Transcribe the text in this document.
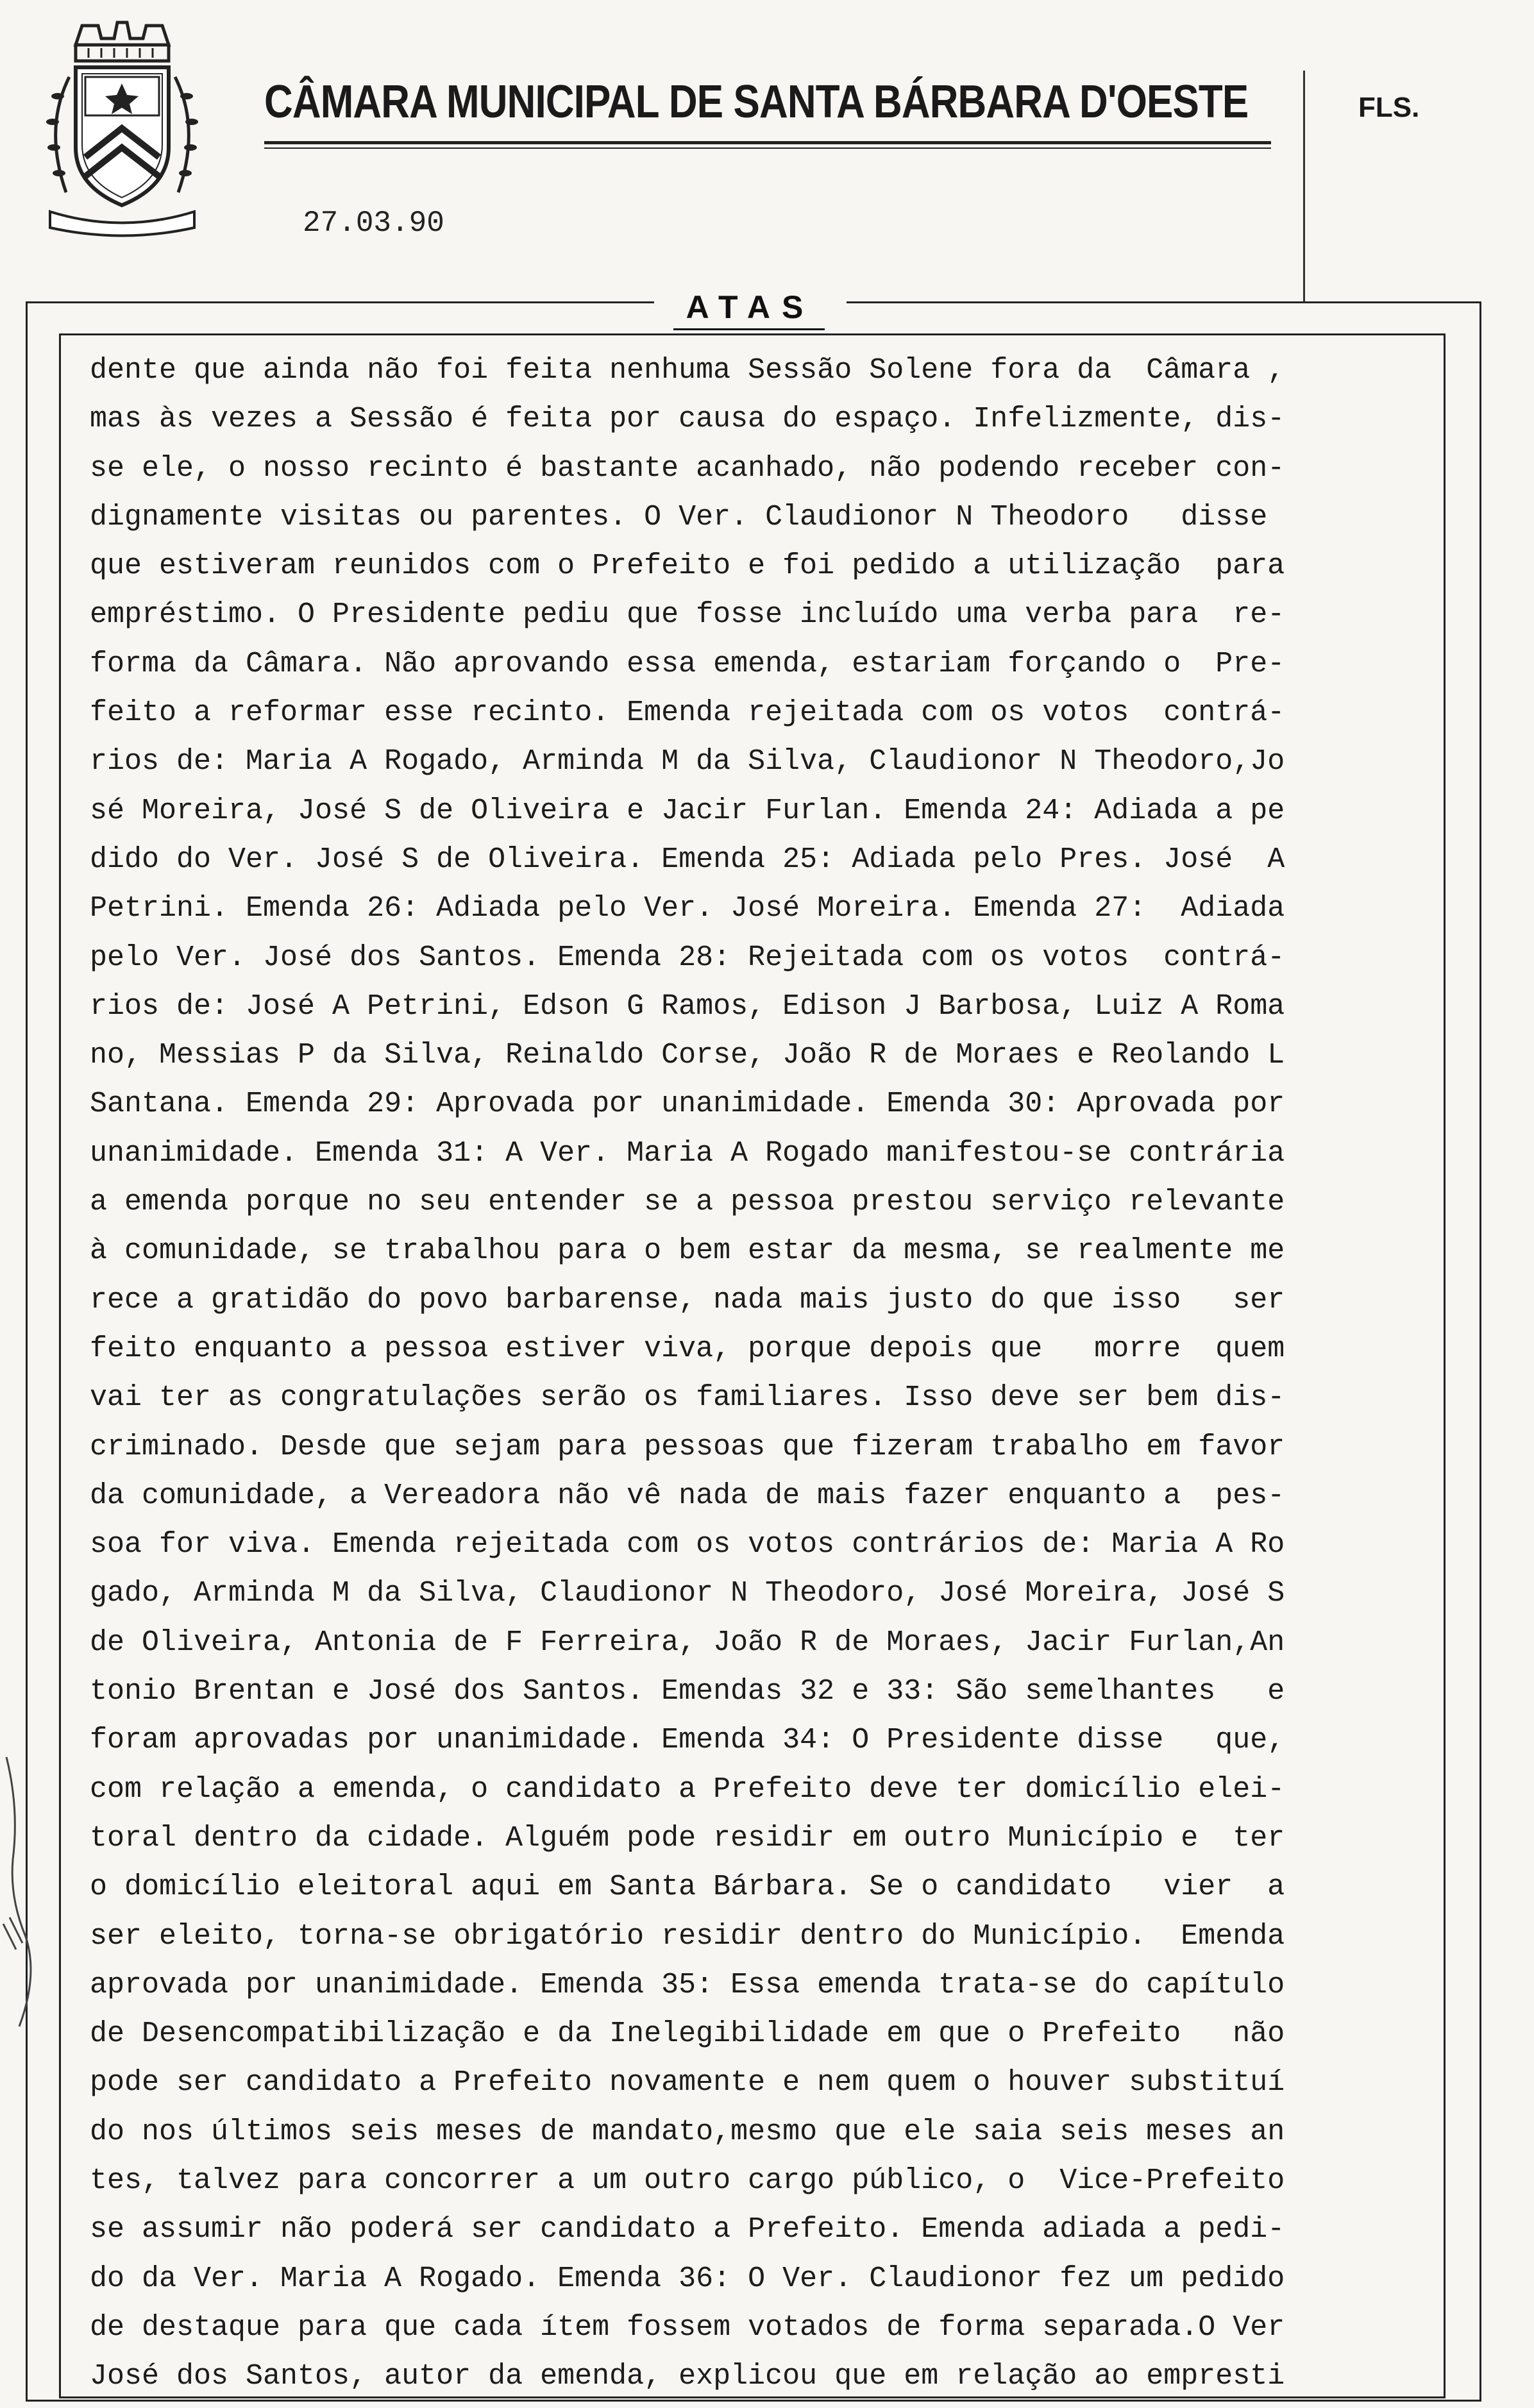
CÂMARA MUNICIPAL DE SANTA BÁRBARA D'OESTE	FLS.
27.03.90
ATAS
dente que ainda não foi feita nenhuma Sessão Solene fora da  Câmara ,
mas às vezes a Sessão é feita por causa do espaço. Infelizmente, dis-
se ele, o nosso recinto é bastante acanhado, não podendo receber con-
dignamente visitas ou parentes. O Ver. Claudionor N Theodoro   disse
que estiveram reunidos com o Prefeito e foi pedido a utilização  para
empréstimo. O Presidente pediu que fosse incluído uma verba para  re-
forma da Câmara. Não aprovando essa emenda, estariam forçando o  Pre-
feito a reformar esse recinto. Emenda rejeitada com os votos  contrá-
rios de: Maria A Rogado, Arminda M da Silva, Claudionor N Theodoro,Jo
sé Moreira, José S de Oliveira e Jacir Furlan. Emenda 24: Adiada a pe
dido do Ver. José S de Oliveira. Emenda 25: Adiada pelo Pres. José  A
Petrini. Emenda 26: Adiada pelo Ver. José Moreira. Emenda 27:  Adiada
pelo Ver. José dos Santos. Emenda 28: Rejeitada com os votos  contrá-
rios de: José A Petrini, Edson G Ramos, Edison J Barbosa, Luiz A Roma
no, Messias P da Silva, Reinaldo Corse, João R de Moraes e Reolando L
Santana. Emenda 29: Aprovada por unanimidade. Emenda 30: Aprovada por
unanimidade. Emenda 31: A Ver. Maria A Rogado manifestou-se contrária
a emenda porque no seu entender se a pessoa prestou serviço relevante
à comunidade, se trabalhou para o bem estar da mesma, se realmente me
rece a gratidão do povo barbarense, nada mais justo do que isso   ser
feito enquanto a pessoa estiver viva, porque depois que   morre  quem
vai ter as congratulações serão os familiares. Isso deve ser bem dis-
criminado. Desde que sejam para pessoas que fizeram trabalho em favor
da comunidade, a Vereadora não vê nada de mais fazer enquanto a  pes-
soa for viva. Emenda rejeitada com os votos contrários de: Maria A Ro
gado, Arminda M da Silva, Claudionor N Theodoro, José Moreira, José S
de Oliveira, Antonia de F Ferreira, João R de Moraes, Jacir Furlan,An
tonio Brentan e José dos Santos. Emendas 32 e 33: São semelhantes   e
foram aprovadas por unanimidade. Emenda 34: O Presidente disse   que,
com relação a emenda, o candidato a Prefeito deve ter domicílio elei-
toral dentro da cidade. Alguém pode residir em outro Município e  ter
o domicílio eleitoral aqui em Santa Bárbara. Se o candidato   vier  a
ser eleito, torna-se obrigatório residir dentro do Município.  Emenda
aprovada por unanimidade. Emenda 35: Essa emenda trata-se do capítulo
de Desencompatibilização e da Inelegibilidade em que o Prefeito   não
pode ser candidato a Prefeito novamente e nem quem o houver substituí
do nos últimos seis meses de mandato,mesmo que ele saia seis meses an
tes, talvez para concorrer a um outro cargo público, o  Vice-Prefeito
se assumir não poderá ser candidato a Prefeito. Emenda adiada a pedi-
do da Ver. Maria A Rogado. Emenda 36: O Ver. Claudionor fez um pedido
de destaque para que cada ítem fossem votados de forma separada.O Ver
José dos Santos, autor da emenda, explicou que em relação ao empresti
━━━━━━━━━━━━━━━━━━━━━━━━━━━━━━
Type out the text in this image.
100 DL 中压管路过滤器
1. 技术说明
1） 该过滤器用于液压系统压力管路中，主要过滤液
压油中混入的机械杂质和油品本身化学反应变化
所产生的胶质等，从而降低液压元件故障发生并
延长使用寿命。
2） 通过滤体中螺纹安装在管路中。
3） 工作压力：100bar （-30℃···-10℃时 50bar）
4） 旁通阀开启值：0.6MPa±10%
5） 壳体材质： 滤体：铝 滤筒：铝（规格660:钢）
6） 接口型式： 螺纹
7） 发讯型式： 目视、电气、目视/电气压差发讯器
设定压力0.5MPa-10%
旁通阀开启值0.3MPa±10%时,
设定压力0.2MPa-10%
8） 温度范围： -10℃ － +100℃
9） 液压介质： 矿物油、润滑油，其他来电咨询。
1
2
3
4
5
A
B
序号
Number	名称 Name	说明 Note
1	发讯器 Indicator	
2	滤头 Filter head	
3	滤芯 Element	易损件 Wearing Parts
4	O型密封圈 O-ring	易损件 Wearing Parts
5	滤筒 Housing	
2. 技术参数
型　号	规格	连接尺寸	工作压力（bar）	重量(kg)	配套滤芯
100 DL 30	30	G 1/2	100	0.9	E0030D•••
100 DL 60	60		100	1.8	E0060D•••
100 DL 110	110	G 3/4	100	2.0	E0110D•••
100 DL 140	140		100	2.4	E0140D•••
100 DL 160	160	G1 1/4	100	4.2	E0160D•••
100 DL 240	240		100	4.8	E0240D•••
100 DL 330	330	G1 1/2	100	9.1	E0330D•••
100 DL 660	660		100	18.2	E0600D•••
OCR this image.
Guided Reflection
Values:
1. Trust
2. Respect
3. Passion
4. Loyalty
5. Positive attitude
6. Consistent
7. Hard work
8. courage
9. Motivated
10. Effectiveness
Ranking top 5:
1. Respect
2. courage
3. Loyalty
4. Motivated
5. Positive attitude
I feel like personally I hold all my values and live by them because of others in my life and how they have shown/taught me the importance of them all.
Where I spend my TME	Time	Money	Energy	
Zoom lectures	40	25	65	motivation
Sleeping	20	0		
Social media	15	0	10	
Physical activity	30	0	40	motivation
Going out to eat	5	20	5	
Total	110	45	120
━━━━━━━━━━━━━━━━━━━━━━━━━━━━━━
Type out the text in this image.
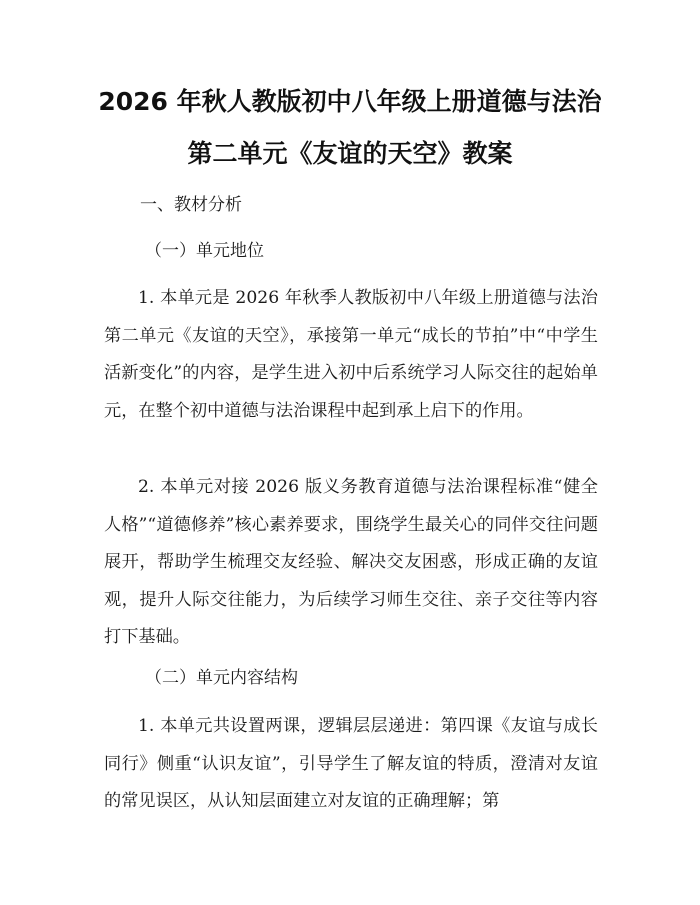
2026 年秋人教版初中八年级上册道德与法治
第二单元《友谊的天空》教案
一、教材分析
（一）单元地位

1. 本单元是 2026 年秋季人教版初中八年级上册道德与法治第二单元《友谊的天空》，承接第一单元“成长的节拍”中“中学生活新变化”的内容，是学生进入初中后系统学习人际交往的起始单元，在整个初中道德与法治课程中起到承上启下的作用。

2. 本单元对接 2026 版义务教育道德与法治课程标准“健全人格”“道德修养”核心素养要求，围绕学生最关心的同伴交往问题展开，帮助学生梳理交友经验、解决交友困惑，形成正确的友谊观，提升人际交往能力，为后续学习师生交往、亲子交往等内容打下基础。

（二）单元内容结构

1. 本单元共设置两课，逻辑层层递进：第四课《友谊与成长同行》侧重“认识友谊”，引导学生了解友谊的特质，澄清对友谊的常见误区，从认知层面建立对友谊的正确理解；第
━━━━━━━━━━━━━━━━━━━━━━━━━━━━━━
From the entries above, extract each line containing "João".

no, Messias P da Silva, Reinaldo Corse, João R de Moraes e Reolando L
de Oliveira, Antonia de F Ferreira, João R de Moraes, Jacir Furlan,An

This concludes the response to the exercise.